>> Begin AVAILABLE DATA

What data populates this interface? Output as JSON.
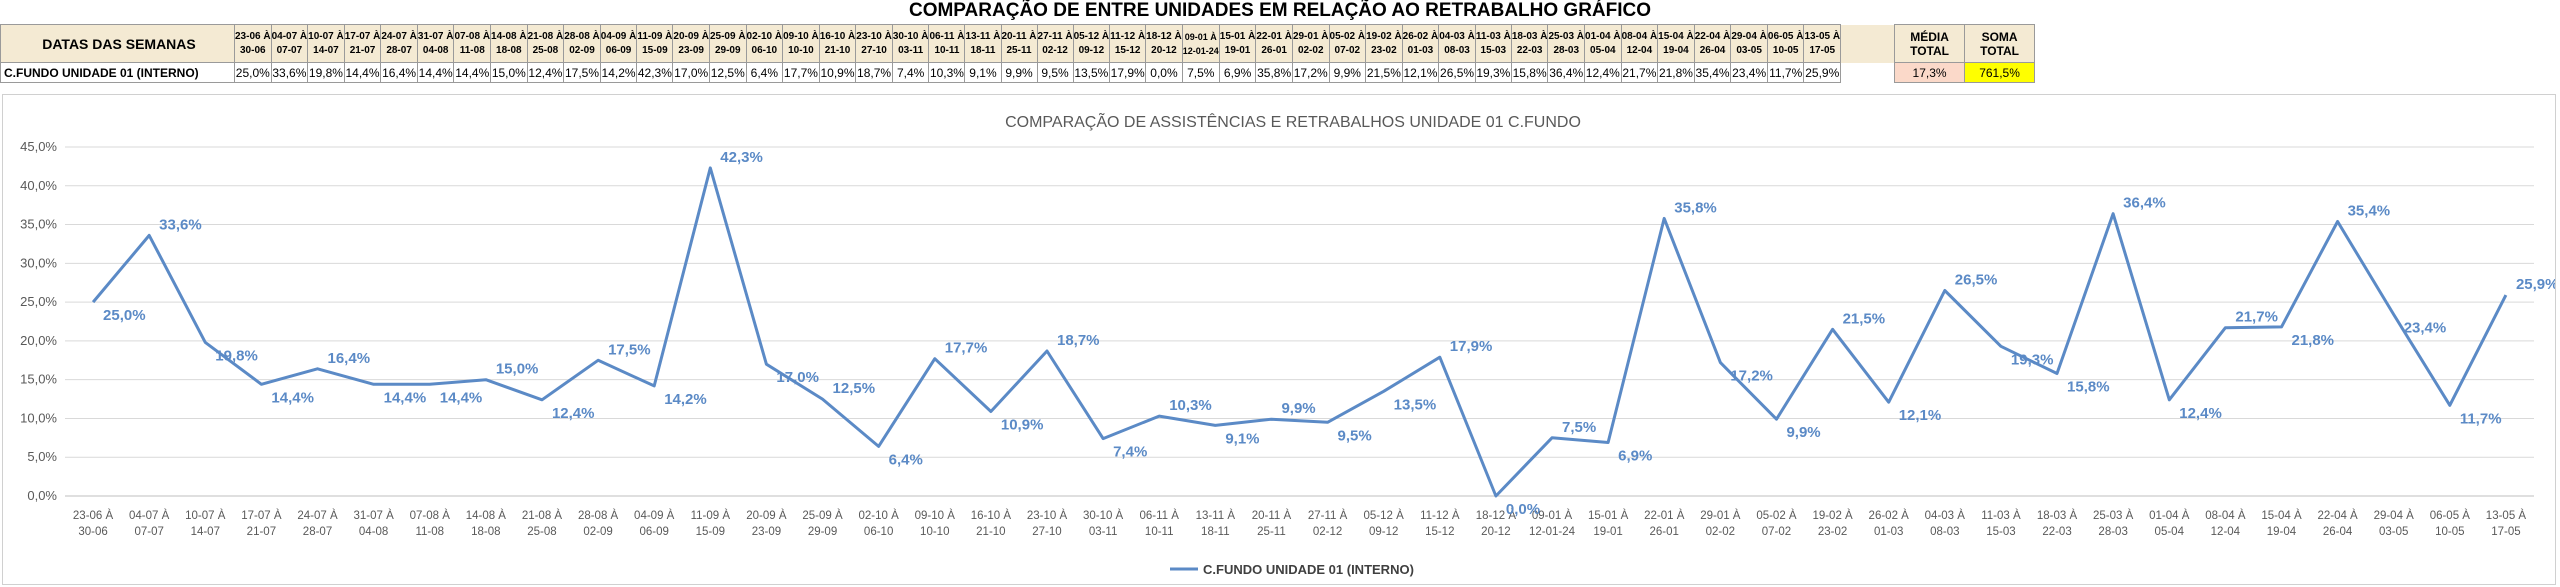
{
  "sheet_title": "COMPARAÇÃO DE ENTRE UNIDADES EM RELAÇÃO AO RETRABALHO GRÁFICO",
  "table": {
    "header_label": "DATAS DAS SEMANAS",
    "row_label": "C.FUNDO UNIDADE 01 (INTERNO)",
    "weeks": [
      {
        "from": "23-06 À",
        "to": "30-06",
        "value": "25,0%"
      },
      {
        "from": "04-07 À",
        "to": "07-07",
        "value": "33,6%"
      },
      {
        "from": "10-07 À",
        "to": "14-07",
        "value": "19,8%"
      },
      {
        "from": "17-07 À",
        "to": "21-07",
        "value": "14,4%"
      },
      {
        "from": "24-07 À",
        "to": "28-07",
        "value": "16,4%"
      },
      {
        "from": "31-07 À",
        "to": "04-08",
        "value": "14,4%"
      },
      {
        "from": "07-08 À",
        "to": "11-08",
        "value": "14,4%"
      },
      {
        "from": "14-08 À",
        "to": "18-08",
        "value": "15,0%"
      },
      {
        "from": "21-08 À",
        "to": "25-08",
        "value": "12,4%"
      },
      {
        "from": "28-08 À",
        "to": "02-09",
        "value": "17,5%"
      },
      {
        "from": "04-09 À",
        "to": "06-09",
        "value": "14,2%"
      },
      {
        "from": "11-09 À",
        "to": "15-09",
        "value": "42,3%"
      },
      {
        "from": "20-09 À",
        "to": "23-09",
        "value": "17,0%"
      },
      {
        "from": "25-09 À",
        "to": "29-09",
        "value": "12,5%"
      },
      {
        "from": "02-10 À",
        "to": "06-10",
        "value": "6,4%"
      },
      {
        "from": "09-10 À",
        "to": "10-10",
        "value": "17,7%"
      },
      {
        "from": "16-10 À",
        "to": "21-10",
        "value": "10,9%"
      },
      {
        "from": "23-10 À",
        "to": "27-10",
        "value": "18,7%"
      },
      {
        "from": "30-10 À",
        "to": "03-11",
        "value": "7,4%"
      },
      {
        "from": "06-11 À",
        "to": "10-11",
        "value": "10,3%"
      },
      {
        "from": "13-11 À",
        "to": "18-11",
        "value": "9,1%"
      },
      {
        "from": "20-11 À",
        "to": "25-11",
        "value": "9,9%"
      },
      {
        "from": "27-11 À",
        "to": "02-12",
        "value": "9,5%"
      },
      {
        "from": "05-12 À",
        "to": "09-12",
        "value": "13,5%"
      },
      {
        "from": "11-12 À",
        "to": "15-12",
        "value": "17,9%"
      },
      {
        "from": "18-12 À",
        "to": "20-12",
        "value": "0,0%"
      },
      {
        "from": "09-01 À",
        "to": "12-01-24",
        "value": "7,5%"
      },
      {
        "from": "15-01 À",
        "to": "19-01",
        "value": "6,9%"
      },
      {
        "from": "22-01 À",
        "to": "26-01",
        "value": "35,8%"
      },
      {
        "from": "29-01 À",
        "to": "02-02",
        "value": "17,2%"
      },
      {
        "from": "05-02 À",
        "to": "07-02",
        "value": "9,9%"
      },
      {
        "from": "19-02 À",
        "to": "23-02",
        "value": "21,5%"
      },
      {
        "from": "26-02 À",
        "to": "01-03",
        "value": "12,1%"
      },
      {
        "from": "04-03 À",
        "to": "08-03",
        "value": "26,5%"
      },
      {
        "from": "11-03 À",
        "to": "15-03",
        "value": "19,3%"
      },
      {
        "from": "18-03 À",
        "to": "22-03",
        "value": "15,8%"
      },
      {
        "from": "25-03 À",
        "to": "28-03",
        "value": "36,4%"
      },
      {
        "from": "01-04 À",
        "to": "05-04",
        "value": "12,4%"
      },
      {
        "from": "08-04 À",
        "to": "12-04",
        "value": "21,7%"
      },
      {
        "from": "15-04 À",
        "to": "19-04",
        "value": "21,8%"
      },
      {
        "from": "22-04 À",
        "to": "26-04",
        "value": "35,4%"
      },
      {
        "from": "29-04 À",
        "to": "03-05",
        "value": "23,4%"
      },
      {
        "from": "06-05 À",
        "to": "10-05",
        "value": "11,7%"
      },
      {
        "from": "13-05 À",
        "to": "17-05",
        "value": "25,9%"
      }
    ],
    "media_label_1": "MÉDIA",
    "media_label_2": "TOTAL",
    "media_value": "17,3%",
    "soma_label_1": "SOMA",
    "soma_label_2": "TOTAL",
    "soma_value": "761,5%"
  },
  "chart_data": {
    "type": "line",
    "title": "COMPARAÇÃO DE ASSISTÊNCIAS E RETRABALHOS UNIDADE 01 C.FUNDO",
    "ylim": [
      0,
      45
    ],
    "yticks": [
      0,
      5,
      10,
      15,
      20,
      25,
      30,
      35,
      40,
      45
    ],
    "ytick_labels": [
      "0,0%",
      "5,0%",
      "10,0%",
      "15,0%",
      "20,0%",
      "25,0%",
      "30,0%",
      "35,0%",
      "40,0%",
      "45,0%"
    ],
    "legend_position": "bottom",
    "grid": true,
    "line_color": "#5b8ac6",
    "categories": [
      [
        "23-06 À",
        "30-06"
      ],
      [
        "04-07 À",
        "07-07"
      ],
      [
        "10-07 À",
        "14-07"
      ],
      [
        "17-07 À",
        "21-07"
      ],
      [
        "24-07 À",
        "28-07"
      ],
      [
        "31-07 À",
        "04-08"
      ],
      [
        "07-08 À",
        "11-08"
      ],
      [
        "14-08 À",
        "18-08"
      ],
      [
        "21-08 À",
        "25-08"
      ],
      [
        "28-08 À",
        "02-09"
      ],
      [
        "04-09 À",
        "06-09"
      ],
      [
        "11-09 À",
        "15-09"
      ],
      [
        "20-09 À",
        "23-09"
      ],
      [
        "25-09 À",
        "29-09"
      ],
      [
        "02-10 À",
        "06-10"
      ],
      [
        "09-10 À",
        "10-10"
      ],
      [
        "16-10 À",
        "21-10"
      ],
      [
        "23-10 À",
        "27-10"
      ],
      [
        "30-10 À",
        "03-11"
      ],
      [
        "06-11 À",
        "10-11"
      ],
      [
        "13-11 À",
        "18-11"
      ],
      [
        "20-11 À",
        "25-11"
      ],
      [
        "27-11 À",
        "02-12"
      ],
      [
        "05-12 À",
        "09-12"
      ],
      [
        "11-12 À",
        "15-12"
      ],
      [
        "18-12 À",
        "20-12"
      ],
      [
        "09-01 À",
        "12-01-24"
      ],
      [
        "15-01 À",
        "19-01"
      ],
      [
        "22-01 À",
        "26-01"
      ],
      [
        "29-01 À",
        "02-02"
      ],
      [
        "05-02 À",
        "07-02"
      ],
      [
        "19-02 À",
        "23-02"
      ],
      [
        "26-02 À",
        "01-03"
      ],
      [
        "04-03 À",
        "08-03"
      ],
      [
        "11-03 À",
        "15-03"
      ],
      [
        "18-03 À",
        "22-03"
      ],
      [
        "25-03 À",
        "28-03"
      ],
      [
        "01-04 À",
        "05-04"
      ],
      [
        "08-04 À",
        "12-04"
      ],
      [
        "15-04 À",
        "19-04"
      ],
      [
        "22-04 À",
        "26-04"
      ],
      [
        "29-04 À",
        "03-05"
      ],
      [
        "06-05 À",
        "10-05"
      ],
      [
        "13-05 À",
        "17-05"
      ]
    ],
    "series": [
      {
        "name": "C.FUNDO UNIDADE 01 (INTERNO)",
        "values": [
          25.0,
          33.6,
          19.8,
          14.4,
          16.4,
          14.4,
          14.4,
          15.0,
          12.4,
          17.5,
          14.2,
          42.3,
          17.0,
          12.5,
          6.4,
          17.7,
          10.9,
          18.7,
          7.4,
          10.3,
          9.1,
          9.9,
          9.5,
          13.5,
          17.9,
          0.0,
          7.5,
          6.9,
          35.8,
          17.2,
          9.9,
          21.5,
          12.1,
          26.5,
          19.3,
          15.8,
          36.4,
          12.4,
          21.7,
          21.8,
          35.4,
          23.4,
          11.7,
          25.9
        ],
        "labels": [
          "25,0%",
          "33,6%",
          "19,8%",
          "14,4%",
          "16,4%",
          "14,4%",
          "14,4%",
          "15,0%",
          "12,4%",
          "17,5%",
          "14,2%",
          "42,3%",
          "17,0%",
          "12,5%",
          "6,4%",
          "17,7%",
          "10,9%",
          "18,7%",
          "7,4%",
          "10,3%",
          "9,1%",
          "9,9%",
          "9,5%",
          "13,5%",
          "17,9%",
          "0,0%",
          "7,5%",
          "6,9%",
          "35,8%",
          "17,2%",
          "9,9%",
          "21,5%",
          "12,1%",
          "26,5%",
          "19,3%",
          "15,8%",
          "36,4%",
          "12,4%",
          "21,7%",
          "21,8%",
          "35,4%",
          "23,4%",
          "11,7%",
          "25,9%"
        ]
      }
    ]
  }
}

>> End AVAILABLE DATA

▸ **TASK TO COMPLETE**:
Copy every line of the listing where the word "INTERNO" appears.

▸ **SOLUTION FOR THIS EXERCISE**:
    "row_label": "C.FUNDO UNIDADE 01 (INTERNO)",
        "name": "C.FUNDO UNIDADE 01 (INTERNO)",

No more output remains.